• **WHAT YOU WILL DO**:
Your task is to gather the lines below that hold the string "得到白色沉淀".

• **DATA TO PROCESS**:
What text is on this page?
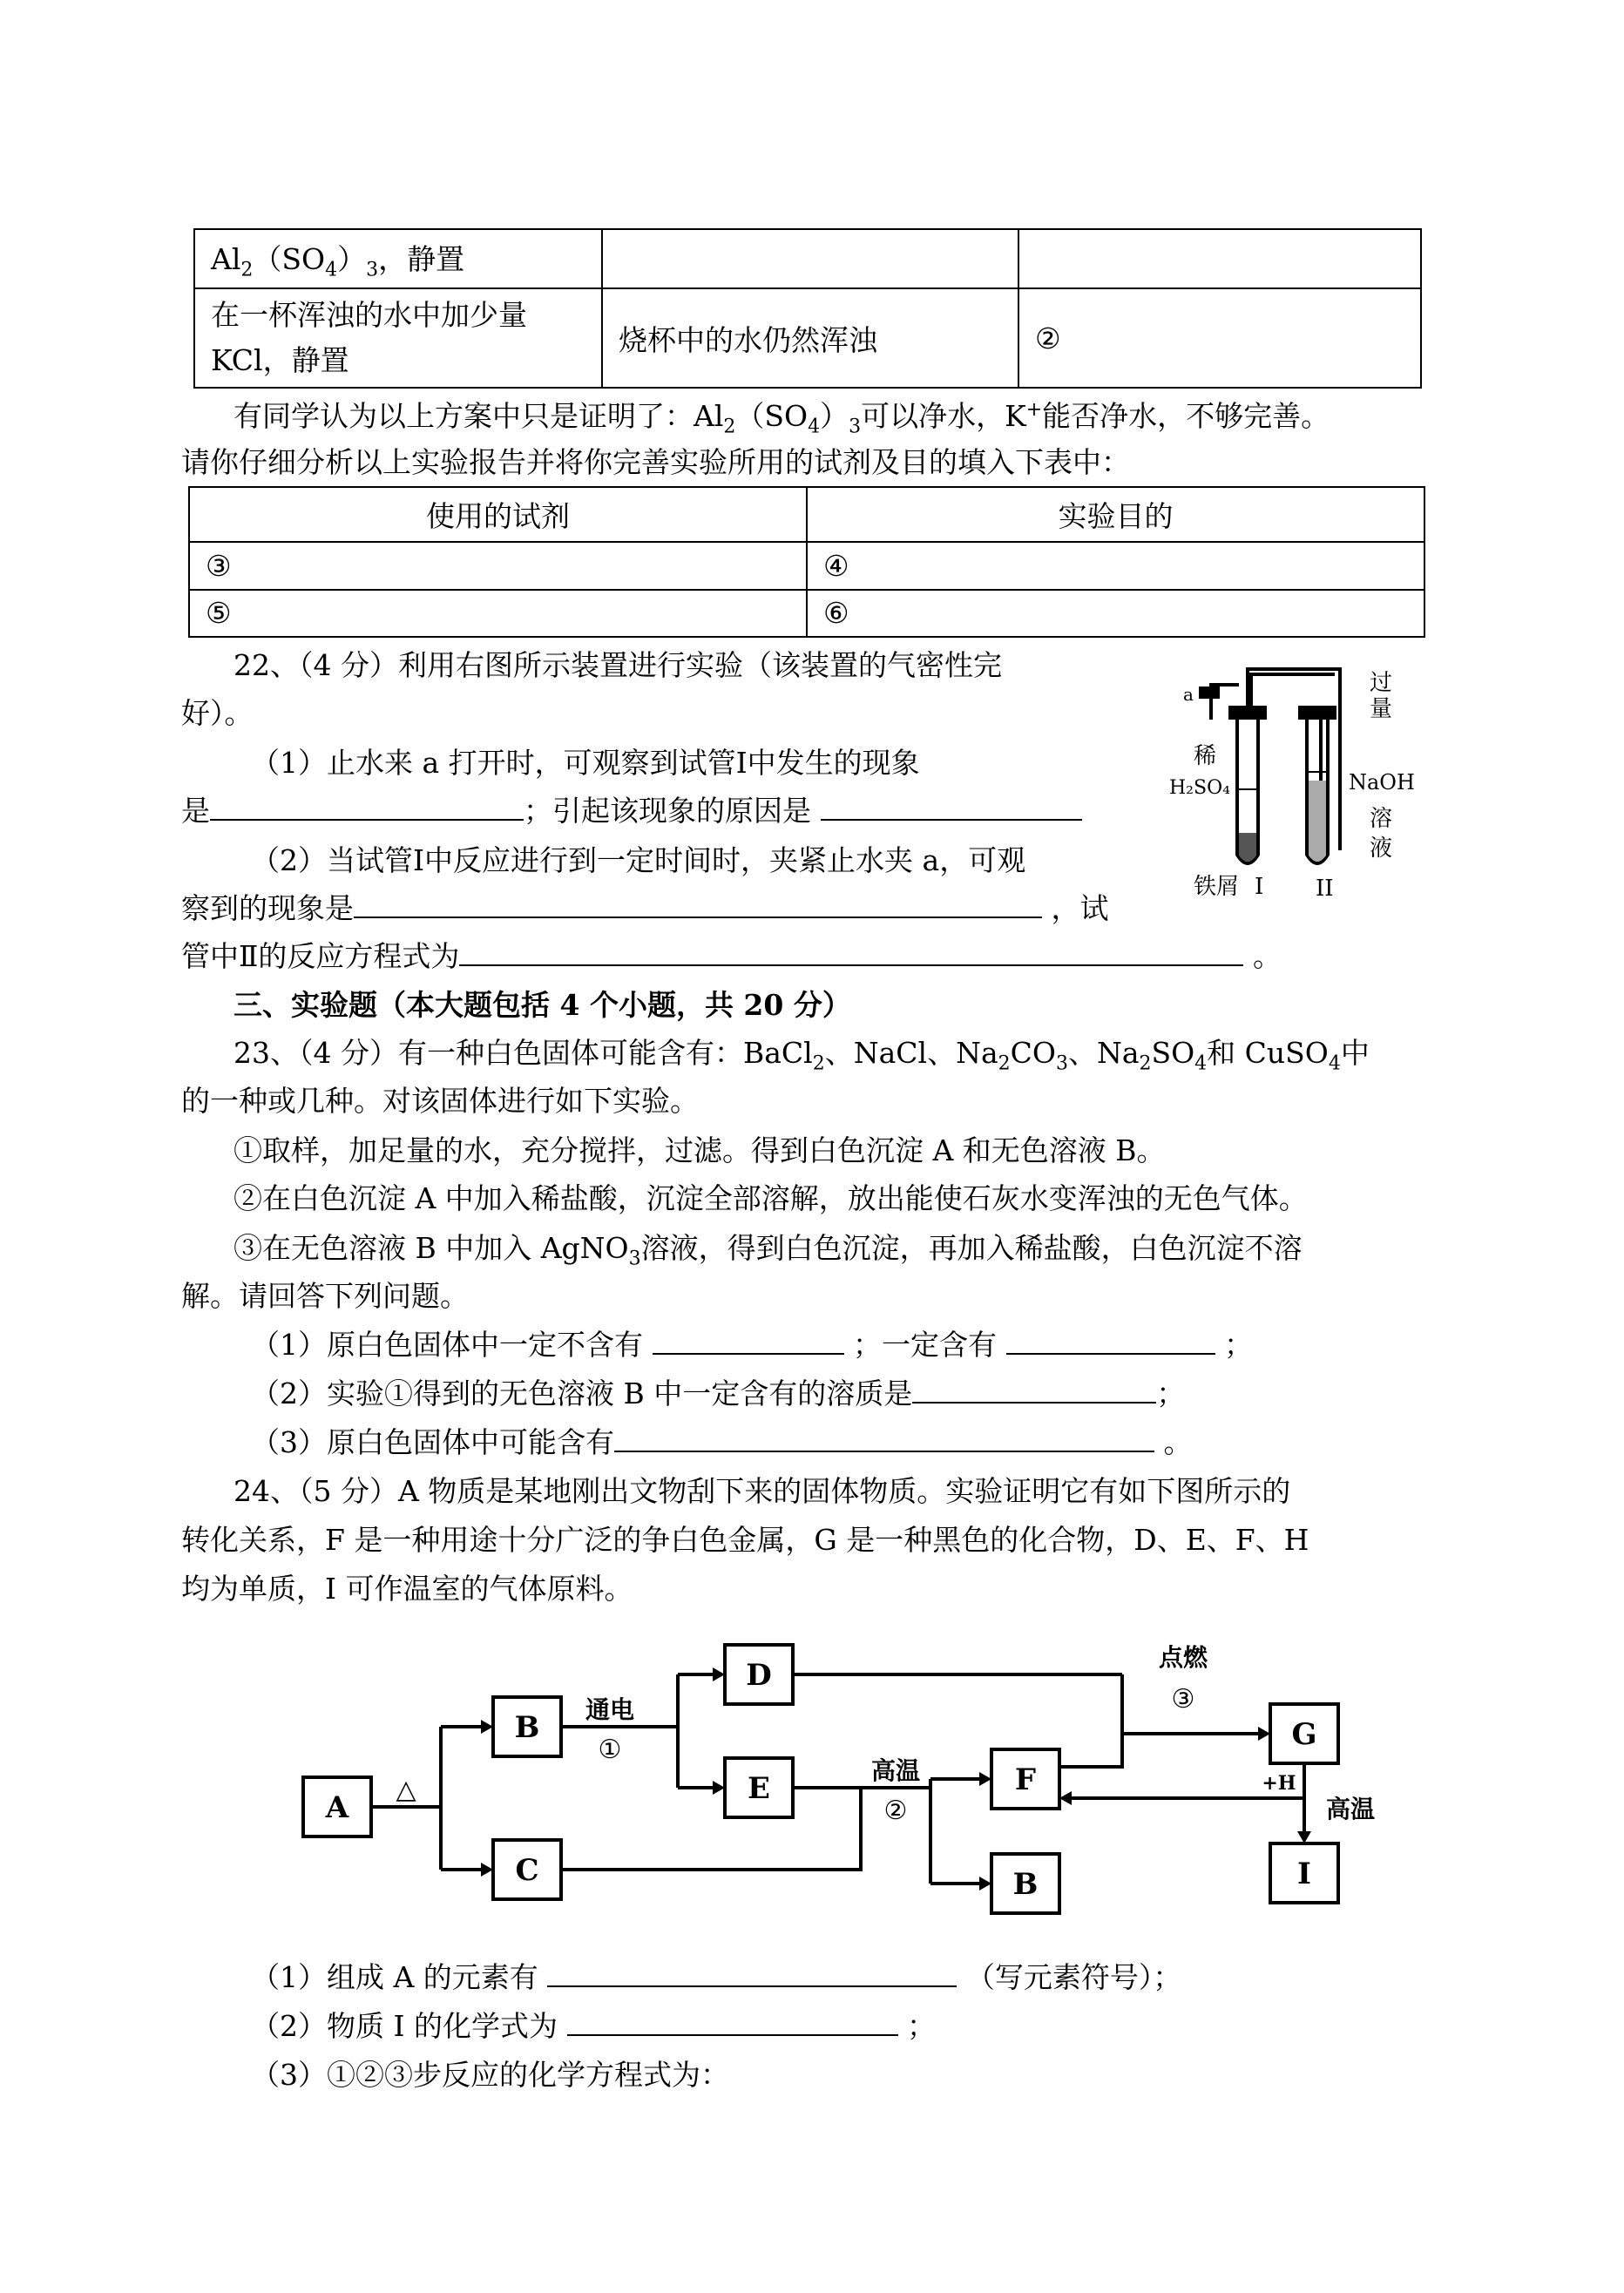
$Al_2(SO_4)_3$，静置		
在一杯浑浊的水中加少量
KCl，静置	烧杯中的水仍然浑浊	②
有同学认为以上方案中只是证明了：$Al_2(SO_4)_3$可以净水，K+能否净水，不够完善。
请你仔细分析以上实验报告并将你完善实验所用的试剂及目的填入下表中：
使用的试剂	实验目的
③	④
⑤	⑥
22、（4 分）利用右图所示装置进行实验（该装置的气密性完
好）。
（1）止水来 a 打开时，可观察到试管Ⅰ中发生的现象
是	；引起该现象的原因是
（2）当试管Ⅰ中反应进行到一定时间时，夹紧止水夹 a，可观
察到的现象是	，试
管中Ⅱ的反应方程式为	。
a
稀
H₂SO₄
铁屑 I II
过
量
NaOH
溶
液
三、实验题（本大题包括 4 个小题，共 20 分）
23、（4 分）有一种白色固体可能含有：BaCl$_2$、NaCl、$Na_2CO_3$、$Na_2SO_4$和 CuSO$_4$中
的一种或几种。对该固体进行如下实验。
①取样，加足量的水，充分搅拌，过滤。得到白色沉淀 A 和无色溶液 B。
②在白色沉淀 A 中加入稀盐酸，沉淀全部溶解，放出能使石灰水变浑浊的无色气体。
③在无色溶液 B 中加入 AgNO$_3$溶液，得到白色沉淀，再加入稀盐酸，白色沉淀不溶
解。请回答下列问题。
（1）原白色固体中一定不含有	；一定含有	；
（2）实验①得到的无色溶液 B 中一定含有的溶质是	；
（3）原白色固体中可能含有	。
24、（5 分）A 物质是某地刚出文物刮下来的固体物质。实验证明它有如下图所示的
转化关系，F 是一种用途十分广泛的争白色金属，G 是一种黑色的化合物，D、E、F、H
均为单质，I 可作温室的气体原料。
A
B
C
D
E	F
B
G
I
△
通电
①
高温
②
点燃
③
+H
高温
（1）组成 A 的元素有	（写元素符号）；
（2）物质 I 的化学式为	；
（3）①②③步反应的化学方程式为：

• **TASK RESULT**:
①取样，加足量的水，充分搅拌，过滤。得到白色沉淀 A 和无色溶液 B。
③在无色溶液 B 中加入 AgNO$_3$溶液，得到白色沉淀，再加入稀盐酸，白色沉淀不溶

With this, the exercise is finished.